(Extracted data entries)
- - -
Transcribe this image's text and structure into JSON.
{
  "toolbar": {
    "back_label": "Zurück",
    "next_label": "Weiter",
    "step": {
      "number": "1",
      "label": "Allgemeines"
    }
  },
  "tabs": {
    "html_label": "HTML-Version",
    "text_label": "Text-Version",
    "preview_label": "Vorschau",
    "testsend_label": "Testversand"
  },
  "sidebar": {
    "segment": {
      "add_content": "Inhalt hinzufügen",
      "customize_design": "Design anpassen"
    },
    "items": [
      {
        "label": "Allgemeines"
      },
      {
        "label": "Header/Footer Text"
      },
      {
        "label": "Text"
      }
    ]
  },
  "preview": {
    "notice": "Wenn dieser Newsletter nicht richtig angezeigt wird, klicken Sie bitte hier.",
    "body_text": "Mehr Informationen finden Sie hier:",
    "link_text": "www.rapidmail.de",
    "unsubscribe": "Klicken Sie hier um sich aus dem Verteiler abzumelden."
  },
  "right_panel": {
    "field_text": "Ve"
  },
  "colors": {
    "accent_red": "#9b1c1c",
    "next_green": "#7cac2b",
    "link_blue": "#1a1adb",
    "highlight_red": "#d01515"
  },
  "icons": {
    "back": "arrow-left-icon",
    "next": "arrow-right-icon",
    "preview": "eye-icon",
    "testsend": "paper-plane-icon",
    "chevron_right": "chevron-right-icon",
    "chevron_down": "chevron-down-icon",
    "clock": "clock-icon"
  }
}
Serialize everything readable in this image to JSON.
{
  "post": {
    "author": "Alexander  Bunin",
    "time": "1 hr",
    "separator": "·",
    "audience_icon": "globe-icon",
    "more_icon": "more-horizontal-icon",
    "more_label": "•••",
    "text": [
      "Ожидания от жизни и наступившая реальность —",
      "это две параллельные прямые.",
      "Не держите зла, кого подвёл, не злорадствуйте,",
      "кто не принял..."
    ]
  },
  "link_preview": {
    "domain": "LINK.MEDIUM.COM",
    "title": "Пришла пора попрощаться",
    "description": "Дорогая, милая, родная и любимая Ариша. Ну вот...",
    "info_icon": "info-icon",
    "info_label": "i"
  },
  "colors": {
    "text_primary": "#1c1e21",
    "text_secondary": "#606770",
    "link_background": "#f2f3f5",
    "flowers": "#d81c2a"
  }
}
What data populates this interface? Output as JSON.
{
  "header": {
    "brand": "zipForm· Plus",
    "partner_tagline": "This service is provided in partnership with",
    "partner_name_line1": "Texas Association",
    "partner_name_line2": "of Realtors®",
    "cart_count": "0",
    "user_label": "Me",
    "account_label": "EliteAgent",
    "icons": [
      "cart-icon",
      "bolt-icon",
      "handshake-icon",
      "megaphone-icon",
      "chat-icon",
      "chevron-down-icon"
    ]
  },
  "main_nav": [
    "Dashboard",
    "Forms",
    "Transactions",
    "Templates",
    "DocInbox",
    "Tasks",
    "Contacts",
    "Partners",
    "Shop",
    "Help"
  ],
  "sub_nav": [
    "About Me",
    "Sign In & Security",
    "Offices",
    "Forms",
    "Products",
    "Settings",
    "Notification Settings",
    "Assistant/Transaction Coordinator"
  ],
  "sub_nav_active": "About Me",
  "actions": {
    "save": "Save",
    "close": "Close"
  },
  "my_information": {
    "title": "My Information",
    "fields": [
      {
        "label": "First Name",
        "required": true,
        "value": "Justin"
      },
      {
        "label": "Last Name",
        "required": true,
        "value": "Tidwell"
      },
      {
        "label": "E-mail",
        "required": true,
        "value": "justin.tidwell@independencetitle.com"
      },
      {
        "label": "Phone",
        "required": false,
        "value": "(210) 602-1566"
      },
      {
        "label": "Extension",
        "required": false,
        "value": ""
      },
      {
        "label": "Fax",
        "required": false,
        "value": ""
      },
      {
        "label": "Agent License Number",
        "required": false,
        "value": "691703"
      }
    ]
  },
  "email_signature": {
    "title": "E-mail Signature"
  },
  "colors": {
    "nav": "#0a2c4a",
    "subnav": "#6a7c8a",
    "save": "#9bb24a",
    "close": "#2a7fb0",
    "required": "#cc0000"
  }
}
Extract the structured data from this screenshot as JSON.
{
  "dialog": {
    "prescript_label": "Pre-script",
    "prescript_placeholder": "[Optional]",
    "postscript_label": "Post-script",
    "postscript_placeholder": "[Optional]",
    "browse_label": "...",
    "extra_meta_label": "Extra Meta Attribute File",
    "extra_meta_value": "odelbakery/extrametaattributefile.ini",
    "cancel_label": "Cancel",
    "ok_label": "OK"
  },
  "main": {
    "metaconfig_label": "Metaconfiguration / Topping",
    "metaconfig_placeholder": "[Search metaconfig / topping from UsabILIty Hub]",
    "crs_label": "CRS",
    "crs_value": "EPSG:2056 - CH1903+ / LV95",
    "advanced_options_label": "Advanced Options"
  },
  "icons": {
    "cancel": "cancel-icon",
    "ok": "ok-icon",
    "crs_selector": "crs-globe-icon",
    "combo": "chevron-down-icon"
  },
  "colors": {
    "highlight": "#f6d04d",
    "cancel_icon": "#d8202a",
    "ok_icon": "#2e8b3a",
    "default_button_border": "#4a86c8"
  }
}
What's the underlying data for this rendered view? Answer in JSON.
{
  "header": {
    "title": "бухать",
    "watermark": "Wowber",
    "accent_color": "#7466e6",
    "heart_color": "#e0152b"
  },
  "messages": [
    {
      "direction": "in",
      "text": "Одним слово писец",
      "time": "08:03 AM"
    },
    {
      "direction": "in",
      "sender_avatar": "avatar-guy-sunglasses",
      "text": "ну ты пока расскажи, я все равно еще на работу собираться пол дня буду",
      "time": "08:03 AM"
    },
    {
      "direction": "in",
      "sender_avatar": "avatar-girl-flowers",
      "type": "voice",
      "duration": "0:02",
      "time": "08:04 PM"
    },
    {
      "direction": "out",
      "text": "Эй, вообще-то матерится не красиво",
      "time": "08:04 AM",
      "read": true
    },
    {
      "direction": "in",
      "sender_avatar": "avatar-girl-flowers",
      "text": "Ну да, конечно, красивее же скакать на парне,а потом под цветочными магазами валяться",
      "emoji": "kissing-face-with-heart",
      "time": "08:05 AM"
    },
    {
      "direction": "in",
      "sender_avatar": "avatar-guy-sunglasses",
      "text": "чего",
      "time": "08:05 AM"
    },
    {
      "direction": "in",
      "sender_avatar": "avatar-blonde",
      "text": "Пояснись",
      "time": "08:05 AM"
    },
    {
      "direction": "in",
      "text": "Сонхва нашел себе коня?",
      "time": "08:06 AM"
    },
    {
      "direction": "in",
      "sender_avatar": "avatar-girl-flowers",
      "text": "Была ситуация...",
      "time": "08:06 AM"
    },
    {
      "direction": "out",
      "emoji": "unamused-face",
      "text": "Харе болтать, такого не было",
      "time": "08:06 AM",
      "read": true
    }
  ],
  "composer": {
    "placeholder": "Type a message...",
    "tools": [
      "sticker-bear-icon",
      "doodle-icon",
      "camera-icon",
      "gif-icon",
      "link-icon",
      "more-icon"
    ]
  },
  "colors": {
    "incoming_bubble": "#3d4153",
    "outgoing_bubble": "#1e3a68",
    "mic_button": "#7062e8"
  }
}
- - -
Task goal: The records above should be repeated in full, exactly as given.

Expected output:
Transcribe this image's text and structure into JSON.
{
  "toolbar": {
    "back_label": "Zurück",
    "next_label": "Weiter",
    "step": {
      "number": "1",
      "label": "Allgemeines"
    }
  },
  "tabs": {
    "html_label": "HTML-Version",
    "text_label": "Text-Version",
    "preview_label": "Vorschau",
    "testsend_label": "Testversand"
  },
  "sidebar": {
    "segment": {
      "add_content": "Inhalt hinzufügen",
      "customize_design": "Design anpassen"
    },
    "items": [
      {
        "label": "Allgemeines"
      },
      {
        "label": "Header/Footer Text"
      },
      {
        "label": "Text"
      }
    ]
  },
  "preview": {
    "notice": "Wenn dieser Newsletter nicht richtig angezeigt wird, klicken Sie bitte hier.",
    "body_text": "Mehr Informationen finden Sie hier:",
    "link_text": "www.rapidmail.de",
    "unsubscribe": "Klicken Sie hier um sich aus dem Verteiler abzumelden."
  },
  "right_panel": {
    "field_text": "Ve"
  },
  "colors": {
    "accent_red": "#9b1c1c",
    "next_green": "#7cac2b",
    "link_blue": "#1a1adb",
    "highlight_red": "#d01515"
  },
  "icons": {
    "back": "arrow-left-icon",
    "next": "arrow-right-icon",
    "preview": "eye-icon",
    "testsend": "paper-plane-icon",
    "chevron_right": "chevron-right-icon",
    "chevron_down": "chevron-down-icon",
    "clock": "clock-icon"
  }
}
Serialize everything readable in this image to JSON.
{
  "post": {
    "author": "Alexander  Bunin",
    "time": "1 hr",
    "separator": "·",
    "audience_icon": "globe-icon",
    "more_icon": "more-horizontal-icon",
    "more_label": "•••",
    "text": [
      "Ожидания от жизни и наступившая реальность —",
      "это две параллельные прямые.",
      "Не держите зла, кого подвёл, не злорадствуйте,",
      "кто не принял..."
    ]
  },
  "link_preview": {
    "domain": "LINK.MEDIUM.COM",
    "title": "Пришла пора попрощаться",
    "description": "Дорогая, милая, родная и любимая Ариша. Ну вот...",
    "info_icon": "info-icon",
    "info_label": "i"
  },
  "colors": {
    "text_primary": "#1c1e21",
    "text_secondary": "#606770",
    "link_background": "#f2f3f5",
    "flowers": "#d81c2a"
  }
}
What data populates this interface? Output as JSON.
{
  "header": {
    "brand": "zipForm· Plus",
    "partner_tagline": "This service is provided in partnership with",
    "partner_name_line1": "Texas Association",
    "partner_name_line2": "of Realtors®",
    "cart_count": "0",
    "user_label": "Me",
    "account_label": "EliteAgent",
    "icons": [
      "cart-icon",
      "bolt-icon",
      "handshake-icon",
      "megaphone-icon",
      "chat-icon",
      "chevron-down-icon"
    ]
  },
  "main_nav": [
    "Dashboard",
    "Forms",
    "Transactions",
    "Templates",
    "DocInbox",
    "Tasks",
    "Contacts",
    "Partners",
    "Shop",
    "Help"
  ],
  "sub_nav": [
    "About Me",
    "Sign In & Security",
    "Offices",
    "Forms",
    "Products",
    "Settings",
    "Notification Settings",
    "Assistant/Transaction Coordinator"
  ],
  "sub_nav_active": "About Me",
  "actions": {
    "save": "Save",
    "close": "Close"
  },
  "my_information": {
    "title": "My Information",
    "fields": [
      {
        "label": "First Name",
        "required": true,
        "value": "Justin"
      },
      {
        "label": "Last Name",
        "required": true,
        "value": "Tidwell"
      },
      {
        "label": "E-mail",
        "required": true,
        "value": "justin.tidwell@independencetitle.com"
      },
      {
        "label": "Phone",
        "required": false,
        "value": "(210) 602-1566"
      },
      {
        "label": "Extension",
        "required": false,
        "value": ""
      },
      {
        "label": "Fax",
        "required": false,
        "value": ""
      },
      {
        "label": "Agent License Number",
        "required": false,
        "value": "691703"
      }
    ]
  },
  "email_signature": {
    "title": "E-mail Signature"
  },
  "colors": {
    "nav": "#0a2c4a",
    "subnav": "#6a7c8a",
    "save": "#9bb24a",
    "close": "#2a7fb0",
    "required": "#cc0000"
  }
}
Extract the structured data from this screenshot as JSON.
{
  "dialog": {
    "prescript_label": "Pre-script",
    "prescript_placeholder": "[Optional]",
    "postscript_label": "Post-script",
    "postscript_placeholder": "[Optional]",
    "browse_label": "...",
    "extra_meta_label": "Extra Meta Attribute File",
    "extra_meta_value": "odelbakery/extrametaattributefile.ini",
    "cancel_label": "Cancel",
    "ok_label": "OK"
  },
  "main": {
    "metaconfig_label": "Metaconfiguration / Topping",
    "metaconfig_placeholder": "[Search metaconfig / topping from UsabILIty Hub]",
    "crs_label": "CRS",
    "crs_value": "EPSG:2056 - CH1903+ / LV95",
    "advanced_options_label": "Advanced Options"
  },
  "icons": {
    "cancel": "cancel-icon",
    "ok": "ok-icon",
    "crs_selector": "crs-globe-icon",
    "combo": "chevron-down-icon"
  },
  "colors": {
    "highlight": "#f6d04d",
    "cancel_icon": "#d8202a",
    "ok_icon": "#2e8b3a",
    "default_button_border": "#4a86c8"
  }
}
What's the underlying data for this rendered view? Answer in JSON.
{
  "header": {
    "title": "бухать",
    "watermark": "Wowber",
    "accent_color": "#7466e6",
    "heart_color": "#e0152b"
  },
  "messages": [
    {
      "direction": "in",
      "text": "Одним слово писец",
      "time": "08:03 AM"
    },
    {
      "direction": "in",
      "sender_avatar": "avatar-guy-sunglasses",
      "text": "ну ты пока расскажи, я все равно еще на работу собираться пол дня буду",
      "time": "08:03 AM"
    },
    {
      "direction": "in",
      "sender_avatar": "avatar-girl-flowers",
      "type": "voice",
      "duration": "0:02",
      "time": "08:04 PM"
    },
    {
      "direction": "out",
      "text": "Эй, вообще-то матерится не красиво",
      "time": "08:04 AM",
      "read": true
    },
    {
      "direction": "in",
      "sender_avatar": "avatar-girl-flowers",
      "text": "Ну да, конечно, красивее же скакать на парне,а потом под цветочными магазами валяться",
      "emoji": "kissing-face-with-heart",
      "time": "08:05 AM"
    },
    {
      "direction": "in",
      "sender_avatar": "avatar-guy-sunglasses",
      "text": "чего",
      "time": "08:05 AM"
    },
    {
      "direction": "in",
      "sender_avatar": "avatar-blonde",
      "text": "Пояснись",
      "time": "08:05 AM"
    },
    {
      "direction": "in",
      "text": "Сонхва нашел себе коня?",
      "time": "08:06 AM"
    },
    {
      "direction": "in",
      "sender_avatar": "avatar-girl-flowers",
      "text": "Была ситуация...",
      "time": "08:06 AM"
    },
    {
      "direction": "out",
      "emoji": "unamused-face",
      "text": "Харе болтать, такого не было",
      "time": "08:06 AM",
      "read": true
    }
  ],
  "composer": {
    "placeholder": "Type a message...",
    "tools": [
      "sticker-bear-icon",
      "doodle-icon",
      "camera-icon",
      "gif-icon",
      "link-icon",
      "more-icon"
    ]
  },
  "colors": {
    "incoming_bubble": "#3d4153",
    "outgoing_bubble": "#1e3a68",
    "mic_button": "#7062e8"
  }
}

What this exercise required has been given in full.